Material provided
◇ ◇ ◇ ◇

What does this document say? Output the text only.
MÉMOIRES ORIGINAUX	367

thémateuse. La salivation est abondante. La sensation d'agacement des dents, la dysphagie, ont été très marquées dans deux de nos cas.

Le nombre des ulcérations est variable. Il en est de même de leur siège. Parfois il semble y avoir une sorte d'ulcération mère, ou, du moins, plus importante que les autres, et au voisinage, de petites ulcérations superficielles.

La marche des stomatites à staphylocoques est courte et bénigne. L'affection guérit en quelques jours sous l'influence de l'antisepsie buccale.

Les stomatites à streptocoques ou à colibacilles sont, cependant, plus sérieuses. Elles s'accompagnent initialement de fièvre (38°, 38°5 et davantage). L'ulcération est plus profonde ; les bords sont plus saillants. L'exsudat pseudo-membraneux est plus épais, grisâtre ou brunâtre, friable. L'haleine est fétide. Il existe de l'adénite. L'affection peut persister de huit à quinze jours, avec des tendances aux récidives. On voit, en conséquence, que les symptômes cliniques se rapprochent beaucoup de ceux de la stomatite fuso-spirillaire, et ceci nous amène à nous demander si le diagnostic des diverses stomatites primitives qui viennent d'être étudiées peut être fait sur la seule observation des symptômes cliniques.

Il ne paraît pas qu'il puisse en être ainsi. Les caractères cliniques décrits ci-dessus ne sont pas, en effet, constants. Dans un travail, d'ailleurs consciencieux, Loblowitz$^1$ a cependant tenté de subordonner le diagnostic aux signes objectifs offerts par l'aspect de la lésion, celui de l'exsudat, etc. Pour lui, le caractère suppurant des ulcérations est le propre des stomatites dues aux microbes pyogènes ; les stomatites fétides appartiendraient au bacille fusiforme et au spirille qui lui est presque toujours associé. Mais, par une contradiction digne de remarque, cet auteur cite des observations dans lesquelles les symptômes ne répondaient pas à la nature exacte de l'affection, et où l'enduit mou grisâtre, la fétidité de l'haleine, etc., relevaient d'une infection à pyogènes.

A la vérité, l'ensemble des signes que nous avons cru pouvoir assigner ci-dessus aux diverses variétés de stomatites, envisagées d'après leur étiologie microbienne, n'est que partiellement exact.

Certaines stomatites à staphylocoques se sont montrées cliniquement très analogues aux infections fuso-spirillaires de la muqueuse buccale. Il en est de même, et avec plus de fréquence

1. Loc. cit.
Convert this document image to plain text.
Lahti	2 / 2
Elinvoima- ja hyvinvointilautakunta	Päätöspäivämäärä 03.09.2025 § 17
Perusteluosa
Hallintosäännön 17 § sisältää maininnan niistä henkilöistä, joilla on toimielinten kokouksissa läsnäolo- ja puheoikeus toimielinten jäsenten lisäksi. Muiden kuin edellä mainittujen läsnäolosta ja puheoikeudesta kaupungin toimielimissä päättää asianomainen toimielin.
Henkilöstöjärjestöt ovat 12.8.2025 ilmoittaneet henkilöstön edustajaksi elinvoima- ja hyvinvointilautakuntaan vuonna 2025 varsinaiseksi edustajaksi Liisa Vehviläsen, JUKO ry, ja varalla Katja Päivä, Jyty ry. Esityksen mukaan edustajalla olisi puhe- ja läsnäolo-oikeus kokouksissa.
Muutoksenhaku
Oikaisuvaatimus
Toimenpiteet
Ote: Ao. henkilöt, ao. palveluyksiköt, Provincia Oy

◇ ◇ ◇ ◇

What to do
Quote, without alteration, the final stretch of the entries: the line with "Convert this document image to plain text." onward to the last line.

Problem solution
Convert this document image to plain text.
Lahti	2 / 2
Elinvoima- ja hyvinvointilautakunta	Päätöspäivämäärä 03.09.2025 § 17
Perusteluosa
Hallintosäännön 17 § sisältää maininnan niistä henkilöistä, joilla on toimielinten kokouksissa läsnäolo- ja puheoikeus toimielinten jäsenten lisäksi. Muiden kuin edellä mainittujen läsnäolosta ja puheoikeudesta kaupungin toimielimissä päättää asianomainen toimielin.
Henkilöstöjärjestöt ovat 12.8.2025 ilmoittaneet henkilöstön edustajaksi elinvoima- ja hyvinvointilautakuntaan vuonna 2025 varsinaiseksi edustajaksi Liisa Vehviläsen, JUKO ry, ja varalla Katja Päivä, Jyty ry. Esityksen mukaan edustajalla olisi puhe- ja läsnäolo-oikeus kokouksissa.
Muutoksenhaku
Oikaisuvaatimus
Toimenpiteet
Ote: Ao. henkilöt, ao. palveluyksiköt, Provincia Oy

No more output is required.